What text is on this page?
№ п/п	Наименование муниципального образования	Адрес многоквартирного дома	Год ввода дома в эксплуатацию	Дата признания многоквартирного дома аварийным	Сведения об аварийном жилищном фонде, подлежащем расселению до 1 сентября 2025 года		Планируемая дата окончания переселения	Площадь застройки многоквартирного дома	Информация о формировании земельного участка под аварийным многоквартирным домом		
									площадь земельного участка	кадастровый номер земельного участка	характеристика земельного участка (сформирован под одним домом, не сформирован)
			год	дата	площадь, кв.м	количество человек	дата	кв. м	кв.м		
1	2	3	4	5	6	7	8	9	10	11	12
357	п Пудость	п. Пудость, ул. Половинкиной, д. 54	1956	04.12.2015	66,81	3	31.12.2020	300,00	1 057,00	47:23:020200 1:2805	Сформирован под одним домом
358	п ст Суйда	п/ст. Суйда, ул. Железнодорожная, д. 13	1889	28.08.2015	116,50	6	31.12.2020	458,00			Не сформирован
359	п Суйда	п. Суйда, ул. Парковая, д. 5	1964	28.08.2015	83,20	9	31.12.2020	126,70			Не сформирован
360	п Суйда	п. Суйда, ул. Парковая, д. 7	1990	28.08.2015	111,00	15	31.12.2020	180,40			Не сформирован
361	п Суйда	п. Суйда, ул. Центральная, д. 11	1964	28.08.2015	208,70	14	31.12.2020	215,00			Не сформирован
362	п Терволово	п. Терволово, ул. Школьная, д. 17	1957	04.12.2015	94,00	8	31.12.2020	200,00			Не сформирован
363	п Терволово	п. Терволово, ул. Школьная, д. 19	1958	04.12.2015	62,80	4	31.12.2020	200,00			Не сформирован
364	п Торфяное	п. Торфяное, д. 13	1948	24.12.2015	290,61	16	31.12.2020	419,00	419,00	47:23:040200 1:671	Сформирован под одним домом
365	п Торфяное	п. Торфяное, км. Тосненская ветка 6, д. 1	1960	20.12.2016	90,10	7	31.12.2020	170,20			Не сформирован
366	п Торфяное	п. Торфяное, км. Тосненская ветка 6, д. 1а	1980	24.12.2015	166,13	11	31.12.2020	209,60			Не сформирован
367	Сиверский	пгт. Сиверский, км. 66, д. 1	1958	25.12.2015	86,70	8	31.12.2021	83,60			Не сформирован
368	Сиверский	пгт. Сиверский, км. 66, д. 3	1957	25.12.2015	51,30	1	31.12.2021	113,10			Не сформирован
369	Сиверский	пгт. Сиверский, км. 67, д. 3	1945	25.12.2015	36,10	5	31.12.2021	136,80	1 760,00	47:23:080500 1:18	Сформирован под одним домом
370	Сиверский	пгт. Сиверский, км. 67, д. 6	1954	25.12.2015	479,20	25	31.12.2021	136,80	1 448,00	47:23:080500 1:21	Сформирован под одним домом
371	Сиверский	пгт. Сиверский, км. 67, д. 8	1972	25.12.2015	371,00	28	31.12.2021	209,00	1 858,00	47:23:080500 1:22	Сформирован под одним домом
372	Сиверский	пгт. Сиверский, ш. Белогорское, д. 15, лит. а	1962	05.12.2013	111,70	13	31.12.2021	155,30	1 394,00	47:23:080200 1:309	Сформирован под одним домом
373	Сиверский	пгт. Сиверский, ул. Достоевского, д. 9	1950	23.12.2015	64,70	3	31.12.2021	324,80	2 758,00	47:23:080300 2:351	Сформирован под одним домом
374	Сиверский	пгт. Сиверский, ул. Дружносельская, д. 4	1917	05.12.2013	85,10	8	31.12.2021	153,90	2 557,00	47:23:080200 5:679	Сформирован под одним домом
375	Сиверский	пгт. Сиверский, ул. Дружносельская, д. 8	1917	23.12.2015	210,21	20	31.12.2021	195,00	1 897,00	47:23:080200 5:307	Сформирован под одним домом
::::
[What to do] Identify all lines where the word "Суйда" shows up. Copy them.

[Output below]
358	п ст Суйда	п/ст. Суйда, ул. Железнодорожная, д. 13	1889	28.08.2015	116,50	6	31.12.2020	458,00			Не сформирован
359	п Суйда	п. Суйда, ул. Парковая, д. 5	1964	28.08.2015	83,20	9	31.12.2020	126,70			Не сформирован
360	п Суйда	п. Суйда, ул. Парковая, д. 7	1990	28.08.2015	111,00	15	31.12.2020	180,40			Не сформирован
361	п Суйда	п. Суйда, ул. Центральная, д. 11	1964	28.08.2015	208,70	14	31.12.2020	215,00			Не сформирован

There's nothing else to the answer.